— START OF Exercise data —

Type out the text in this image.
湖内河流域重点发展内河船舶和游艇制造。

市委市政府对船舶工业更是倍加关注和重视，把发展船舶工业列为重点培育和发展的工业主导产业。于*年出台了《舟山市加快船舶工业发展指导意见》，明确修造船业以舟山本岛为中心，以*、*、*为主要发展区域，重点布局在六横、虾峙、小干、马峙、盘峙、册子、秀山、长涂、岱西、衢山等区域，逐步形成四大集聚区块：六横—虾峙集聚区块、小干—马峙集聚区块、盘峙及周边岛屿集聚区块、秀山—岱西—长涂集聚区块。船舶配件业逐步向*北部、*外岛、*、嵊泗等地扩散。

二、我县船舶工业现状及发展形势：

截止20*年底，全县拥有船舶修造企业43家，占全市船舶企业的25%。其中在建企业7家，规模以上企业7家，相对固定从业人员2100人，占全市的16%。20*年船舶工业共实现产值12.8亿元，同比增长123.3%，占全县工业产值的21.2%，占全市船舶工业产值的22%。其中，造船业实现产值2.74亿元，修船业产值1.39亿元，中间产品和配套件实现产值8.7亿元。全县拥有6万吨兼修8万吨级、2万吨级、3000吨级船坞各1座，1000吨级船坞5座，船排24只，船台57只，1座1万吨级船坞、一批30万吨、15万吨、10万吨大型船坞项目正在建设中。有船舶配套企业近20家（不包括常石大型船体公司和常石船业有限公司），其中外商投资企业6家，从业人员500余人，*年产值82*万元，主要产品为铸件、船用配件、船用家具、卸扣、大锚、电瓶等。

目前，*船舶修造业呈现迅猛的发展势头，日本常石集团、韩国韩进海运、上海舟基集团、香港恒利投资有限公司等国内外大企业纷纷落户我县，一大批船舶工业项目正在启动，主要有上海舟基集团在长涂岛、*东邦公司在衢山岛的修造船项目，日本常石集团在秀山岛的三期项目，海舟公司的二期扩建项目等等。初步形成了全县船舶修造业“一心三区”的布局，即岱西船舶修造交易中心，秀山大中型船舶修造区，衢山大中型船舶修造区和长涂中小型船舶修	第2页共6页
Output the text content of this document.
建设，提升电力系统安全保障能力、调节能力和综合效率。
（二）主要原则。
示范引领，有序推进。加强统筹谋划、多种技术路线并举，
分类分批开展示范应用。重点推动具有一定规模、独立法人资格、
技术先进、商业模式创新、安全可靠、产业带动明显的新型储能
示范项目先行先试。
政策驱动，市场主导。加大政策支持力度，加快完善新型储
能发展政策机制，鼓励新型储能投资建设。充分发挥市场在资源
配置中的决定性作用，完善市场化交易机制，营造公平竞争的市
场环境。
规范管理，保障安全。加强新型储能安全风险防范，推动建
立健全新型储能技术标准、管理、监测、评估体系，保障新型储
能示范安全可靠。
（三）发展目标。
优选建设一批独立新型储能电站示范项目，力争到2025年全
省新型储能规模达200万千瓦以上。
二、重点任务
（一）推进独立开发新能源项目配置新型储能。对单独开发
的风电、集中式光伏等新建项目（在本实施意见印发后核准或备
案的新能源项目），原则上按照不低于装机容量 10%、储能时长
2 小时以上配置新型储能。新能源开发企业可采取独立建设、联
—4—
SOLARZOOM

— END OF Exercise data —

▶ **Work to be completed**: Leave out every line before the one containing "Output the text content of this document."; set down that line and all remaining lines of the material exactly.

▶ **Result**:
Output the text content of this document.
建设，提升电力系统安全保障能力、调节能力和综合效率。
（二）主要原则。
示范引领，有序推进。加强统筹谋划、多种技术路线并举，
分类分批开展示范应用。重点推动具有一定规模、独立法人资格、
技术先进、商业模式创新、安全可靠、产业带动明显的新型储能
示范项目先行先试。
政策驱动，市场主导。加大政策支持力度，加快完善新型储
能发展政策机制，鼓励新型储能投资建设。充分发挥市场在资源
配置中的决定性作用，完善市场化交易机制，营造公平竞争的市
场环境。
规范管理，保障安全。加强新型储能安全风险防范，推动建
立健全新型储能技术标准、管理、监测、评估体系，保障新型储
能示范安全可靠。
（三）发展目标。
优选建设一批独立新型储能电站示范项目，力争到2025年全
省新型储能规模达200万千瓦以上。
二、重点任务
（一）推进独立开发新能源项目配置新型储能。对单独开发
的风电、集中式光伏等新建项目（在本实施意见印发后核准或备
案的新能源项目），原则上按照不低于装机容量 10%、储能时长
2 小时以上配置新型储能。新能源开发企业可采取独立建设、联
—4—
SOLARZOOM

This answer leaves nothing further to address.